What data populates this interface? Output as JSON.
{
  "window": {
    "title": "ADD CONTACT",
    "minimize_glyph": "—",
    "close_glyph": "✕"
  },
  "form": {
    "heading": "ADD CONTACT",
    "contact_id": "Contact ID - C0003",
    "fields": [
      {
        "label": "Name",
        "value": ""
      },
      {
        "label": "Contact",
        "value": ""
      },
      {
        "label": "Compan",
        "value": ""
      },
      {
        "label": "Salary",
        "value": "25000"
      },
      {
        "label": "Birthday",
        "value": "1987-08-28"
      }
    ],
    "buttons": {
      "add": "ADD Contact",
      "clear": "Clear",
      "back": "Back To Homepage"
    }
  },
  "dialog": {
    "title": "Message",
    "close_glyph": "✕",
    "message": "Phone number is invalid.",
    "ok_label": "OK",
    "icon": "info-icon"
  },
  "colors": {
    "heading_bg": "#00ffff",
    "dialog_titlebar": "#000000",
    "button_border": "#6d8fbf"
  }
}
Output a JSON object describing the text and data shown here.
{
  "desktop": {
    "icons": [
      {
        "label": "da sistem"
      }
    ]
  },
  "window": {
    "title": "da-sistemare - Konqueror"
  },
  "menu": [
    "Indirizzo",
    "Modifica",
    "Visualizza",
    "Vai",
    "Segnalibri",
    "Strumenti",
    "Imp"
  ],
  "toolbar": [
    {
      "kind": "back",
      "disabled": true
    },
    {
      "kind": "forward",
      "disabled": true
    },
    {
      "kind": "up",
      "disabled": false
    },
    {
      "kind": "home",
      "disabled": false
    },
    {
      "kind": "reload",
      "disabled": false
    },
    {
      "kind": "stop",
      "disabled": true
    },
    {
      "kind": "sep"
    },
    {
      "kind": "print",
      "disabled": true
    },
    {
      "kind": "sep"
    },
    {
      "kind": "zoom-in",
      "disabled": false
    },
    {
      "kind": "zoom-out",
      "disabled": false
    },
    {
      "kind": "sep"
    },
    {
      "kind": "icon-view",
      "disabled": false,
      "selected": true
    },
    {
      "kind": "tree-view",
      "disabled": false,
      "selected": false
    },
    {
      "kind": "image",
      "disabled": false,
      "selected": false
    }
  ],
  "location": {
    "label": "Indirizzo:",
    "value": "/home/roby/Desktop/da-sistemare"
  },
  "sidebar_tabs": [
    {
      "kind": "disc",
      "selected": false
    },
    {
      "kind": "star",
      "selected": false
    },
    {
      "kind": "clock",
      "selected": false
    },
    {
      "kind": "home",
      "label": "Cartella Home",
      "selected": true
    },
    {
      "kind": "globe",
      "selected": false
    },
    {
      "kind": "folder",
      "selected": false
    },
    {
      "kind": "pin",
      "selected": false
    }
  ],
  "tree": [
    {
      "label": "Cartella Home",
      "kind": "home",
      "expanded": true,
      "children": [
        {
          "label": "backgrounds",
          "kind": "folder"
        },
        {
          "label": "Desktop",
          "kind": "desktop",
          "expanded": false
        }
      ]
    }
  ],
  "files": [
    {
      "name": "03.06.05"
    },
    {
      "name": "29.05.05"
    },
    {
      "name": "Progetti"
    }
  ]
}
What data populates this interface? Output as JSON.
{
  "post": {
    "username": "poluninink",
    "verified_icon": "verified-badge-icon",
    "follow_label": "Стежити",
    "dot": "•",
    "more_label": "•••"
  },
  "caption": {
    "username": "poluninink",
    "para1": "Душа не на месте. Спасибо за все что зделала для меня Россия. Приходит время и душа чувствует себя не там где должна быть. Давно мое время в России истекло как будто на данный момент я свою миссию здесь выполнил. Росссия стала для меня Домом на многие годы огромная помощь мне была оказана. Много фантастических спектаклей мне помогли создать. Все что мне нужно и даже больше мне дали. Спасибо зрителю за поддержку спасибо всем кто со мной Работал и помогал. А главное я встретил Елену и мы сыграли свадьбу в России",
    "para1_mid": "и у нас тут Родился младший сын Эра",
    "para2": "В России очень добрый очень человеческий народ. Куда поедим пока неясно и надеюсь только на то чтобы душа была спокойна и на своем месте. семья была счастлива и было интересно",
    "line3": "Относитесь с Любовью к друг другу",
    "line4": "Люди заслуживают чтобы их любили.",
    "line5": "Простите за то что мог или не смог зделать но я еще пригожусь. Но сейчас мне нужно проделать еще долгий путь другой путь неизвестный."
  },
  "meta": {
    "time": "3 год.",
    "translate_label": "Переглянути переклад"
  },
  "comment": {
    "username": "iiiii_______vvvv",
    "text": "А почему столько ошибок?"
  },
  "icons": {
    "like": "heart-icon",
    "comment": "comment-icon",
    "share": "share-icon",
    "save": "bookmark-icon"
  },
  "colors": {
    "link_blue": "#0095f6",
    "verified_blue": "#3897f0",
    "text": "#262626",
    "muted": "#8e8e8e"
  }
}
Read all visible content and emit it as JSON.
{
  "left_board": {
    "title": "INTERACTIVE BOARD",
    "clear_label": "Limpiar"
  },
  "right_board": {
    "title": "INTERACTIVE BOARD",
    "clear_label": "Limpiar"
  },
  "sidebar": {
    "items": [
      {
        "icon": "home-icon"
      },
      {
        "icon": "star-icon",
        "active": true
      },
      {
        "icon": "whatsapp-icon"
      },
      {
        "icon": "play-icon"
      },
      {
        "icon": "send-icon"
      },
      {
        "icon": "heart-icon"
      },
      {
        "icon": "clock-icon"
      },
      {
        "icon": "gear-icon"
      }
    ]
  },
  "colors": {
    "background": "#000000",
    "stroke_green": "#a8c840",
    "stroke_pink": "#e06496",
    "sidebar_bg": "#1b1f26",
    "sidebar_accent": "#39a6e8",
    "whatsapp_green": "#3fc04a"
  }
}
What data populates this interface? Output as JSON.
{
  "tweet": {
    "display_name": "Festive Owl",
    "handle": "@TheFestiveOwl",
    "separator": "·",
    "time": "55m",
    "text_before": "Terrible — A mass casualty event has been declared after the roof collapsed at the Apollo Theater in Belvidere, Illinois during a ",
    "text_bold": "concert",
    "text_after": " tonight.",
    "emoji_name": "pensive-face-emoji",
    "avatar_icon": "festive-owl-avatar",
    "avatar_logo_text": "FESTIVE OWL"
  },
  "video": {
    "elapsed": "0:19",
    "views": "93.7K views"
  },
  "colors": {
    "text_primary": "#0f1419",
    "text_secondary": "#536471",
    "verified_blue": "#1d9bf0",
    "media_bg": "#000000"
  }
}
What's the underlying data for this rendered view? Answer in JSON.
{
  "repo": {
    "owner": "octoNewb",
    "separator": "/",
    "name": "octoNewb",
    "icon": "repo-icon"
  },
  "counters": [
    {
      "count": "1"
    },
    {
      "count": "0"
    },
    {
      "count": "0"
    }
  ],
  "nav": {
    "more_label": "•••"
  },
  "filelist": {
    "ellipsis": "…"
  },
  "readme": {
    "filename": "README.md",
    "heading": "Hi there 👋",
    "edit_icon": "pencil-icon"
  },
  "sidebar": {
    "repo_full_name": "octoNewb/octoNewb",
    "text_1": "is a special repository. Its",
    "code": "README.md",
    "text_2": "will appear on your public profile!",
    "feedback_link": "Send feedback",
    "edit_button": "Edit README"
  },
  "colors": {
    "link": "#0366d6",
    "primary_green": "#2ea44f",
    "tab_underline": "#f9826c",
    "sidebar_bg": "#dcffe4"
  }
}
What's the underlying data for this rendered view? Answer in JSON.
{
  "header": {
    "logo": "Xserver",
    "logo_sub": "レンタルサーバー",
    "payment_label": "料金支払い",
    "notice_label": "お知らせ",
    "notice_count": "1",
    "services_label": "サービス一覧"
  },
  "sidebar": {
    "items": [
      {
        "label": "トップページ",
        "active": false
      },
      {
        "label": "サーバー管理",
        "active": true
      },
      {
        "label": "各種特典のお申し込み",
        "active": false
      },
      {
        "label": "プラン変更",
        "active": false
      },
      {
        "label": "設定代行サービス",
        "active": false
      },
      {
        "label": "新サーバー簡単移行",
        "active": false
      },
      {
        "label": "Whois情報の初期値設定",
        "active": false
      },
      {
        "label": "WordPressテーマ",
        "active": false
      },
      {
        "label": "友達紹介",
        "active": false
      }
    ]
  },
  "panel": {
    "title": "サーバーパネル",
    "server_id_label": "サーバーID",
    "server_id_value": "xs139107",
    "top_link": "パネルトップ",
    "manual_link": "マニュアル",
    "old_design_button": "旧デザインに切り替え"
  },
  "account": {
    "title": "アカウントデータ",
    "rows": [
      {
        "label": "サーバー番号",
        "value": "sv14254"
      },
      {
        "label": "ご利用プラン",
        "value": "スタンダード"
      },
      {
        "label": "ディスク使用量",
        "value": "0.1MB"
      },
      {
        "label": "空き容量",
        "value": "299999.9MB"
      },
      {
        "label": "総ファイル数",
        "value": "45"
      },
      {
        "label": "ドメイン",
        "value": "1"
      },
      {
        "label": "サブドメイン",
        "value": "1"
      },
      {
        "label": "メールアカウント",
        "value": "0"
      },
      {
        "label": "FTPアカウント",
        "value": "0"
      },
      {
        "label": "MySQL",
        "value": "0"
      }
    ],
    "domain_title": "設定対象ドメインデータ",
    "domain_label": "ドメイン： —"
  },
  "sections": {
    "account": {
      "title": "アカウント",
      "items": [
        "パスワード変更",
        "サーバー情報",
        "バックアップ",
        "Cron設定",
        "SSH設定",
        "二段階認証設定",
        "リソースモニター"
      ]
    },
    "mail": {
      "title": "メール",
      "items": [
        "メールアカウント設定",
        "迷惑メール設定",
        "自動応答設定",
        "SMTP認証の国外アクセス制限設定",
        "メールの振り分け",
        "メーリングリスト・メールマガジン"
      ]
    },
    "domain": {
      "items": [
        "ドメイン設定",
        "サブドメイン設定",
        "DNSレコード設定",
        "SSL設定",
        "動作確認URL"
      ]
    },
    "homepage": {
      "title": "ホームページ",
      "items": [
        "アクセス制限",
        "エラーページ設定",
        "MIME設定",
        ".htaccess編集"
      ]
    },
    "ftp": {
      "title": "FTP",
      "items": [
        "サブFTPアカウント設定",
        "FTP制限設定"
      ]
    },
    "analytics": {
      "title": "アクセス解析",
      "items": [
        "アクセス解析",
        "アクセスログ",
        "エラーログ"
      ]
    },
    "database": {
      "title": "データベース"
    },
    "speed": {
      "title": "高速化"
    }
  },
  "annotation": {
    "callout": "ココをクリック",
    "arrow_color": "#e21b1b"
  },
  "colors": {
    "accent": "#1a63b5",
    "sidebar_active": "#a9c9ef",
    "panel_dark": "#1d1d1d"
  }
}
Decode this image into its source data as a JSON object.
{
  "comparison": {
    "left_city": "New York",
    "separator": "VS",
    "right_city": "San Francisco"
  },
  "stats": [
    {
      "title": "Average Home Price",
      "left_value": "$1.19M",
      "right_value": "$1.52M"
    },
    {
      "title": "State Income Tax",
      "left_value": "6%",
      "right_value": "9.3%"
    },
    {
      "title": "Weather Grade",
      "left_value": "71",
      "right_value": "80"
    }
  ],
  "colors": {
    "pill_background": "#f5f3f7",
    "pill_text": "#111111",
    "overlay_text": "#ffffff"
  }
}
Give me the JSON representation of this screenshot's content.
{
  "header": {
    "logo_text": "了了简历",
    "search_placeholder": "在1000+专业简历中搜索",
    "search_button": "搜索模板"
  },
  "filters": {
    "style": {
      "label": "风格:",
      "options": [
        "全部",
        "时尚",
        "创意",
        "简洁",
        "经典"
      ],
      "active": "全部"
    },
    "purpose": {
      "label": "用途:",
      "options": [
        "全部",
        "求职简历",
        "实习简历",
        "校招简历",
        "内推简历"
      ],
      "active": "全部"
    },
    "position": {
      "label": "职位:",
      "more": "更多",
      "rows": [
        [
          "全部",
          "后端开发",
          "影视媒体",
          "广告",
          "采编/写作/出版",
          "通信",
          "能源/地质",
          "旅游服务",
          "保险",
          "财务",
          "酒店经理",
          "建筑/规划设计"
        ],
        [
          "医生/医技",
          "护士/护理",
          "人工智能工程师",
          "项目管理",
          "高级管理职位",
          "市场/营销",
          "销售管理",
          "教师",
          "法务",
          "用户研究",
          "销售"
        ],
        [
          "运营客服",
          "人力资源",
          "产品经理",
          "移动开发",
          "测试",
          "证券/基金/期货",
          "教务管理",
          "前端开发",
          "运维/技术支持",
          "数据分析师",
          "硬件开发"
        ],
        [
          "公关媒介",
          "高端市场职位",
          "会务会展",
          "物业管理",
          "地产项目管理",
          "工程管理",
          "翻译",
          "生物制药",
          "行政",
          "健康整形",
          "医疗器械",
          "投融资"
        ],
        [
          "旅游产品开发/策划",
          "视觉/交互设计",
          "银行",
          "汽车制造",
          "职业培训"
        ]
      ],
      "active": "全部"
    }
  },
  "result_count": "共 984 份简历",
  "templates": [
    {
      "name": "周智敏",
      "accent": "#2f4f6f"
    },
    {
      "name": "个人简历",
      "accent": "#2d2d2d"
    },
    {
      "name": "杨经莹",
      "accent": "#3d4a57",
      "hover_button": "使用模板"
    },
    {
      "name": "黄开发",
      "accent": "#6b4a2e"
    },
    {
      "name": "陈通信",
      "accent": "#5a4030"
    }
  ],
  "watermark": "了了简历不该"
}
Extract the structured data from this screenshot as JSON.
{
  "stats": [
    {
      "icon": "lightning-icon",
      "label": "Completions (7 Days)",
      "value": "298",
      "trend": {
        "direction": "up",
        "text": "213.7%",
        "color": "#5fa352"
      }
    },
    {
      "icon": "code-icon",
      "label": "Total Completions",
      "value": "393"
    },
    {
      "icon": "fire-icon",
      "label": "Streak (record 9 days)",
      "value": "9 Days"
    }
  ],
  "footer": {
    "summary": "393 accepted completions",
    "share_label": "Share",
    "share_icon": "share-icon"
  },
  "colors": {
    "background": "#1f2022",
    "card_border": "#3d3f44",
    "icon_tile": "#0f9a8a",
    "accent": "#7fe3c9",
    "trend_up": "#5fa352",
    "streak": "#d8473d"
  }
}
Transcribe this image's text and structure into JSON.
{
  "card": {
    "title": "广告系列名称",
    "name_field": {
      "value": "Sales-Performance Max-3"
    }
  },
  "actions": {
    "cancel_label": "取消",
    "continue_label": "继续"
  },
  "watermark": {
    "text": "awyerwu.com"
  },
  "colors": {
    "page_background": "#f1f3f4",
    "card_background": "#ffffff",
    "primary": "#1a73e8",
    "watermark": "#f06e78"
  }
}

################

#### The task:
Select the lines that carry the string "sistemare" and copy them.

#### Solution:
    "title": "da-sistemare - Konqueror"
    "value": "/home/roby/Desktop/da-sistemare"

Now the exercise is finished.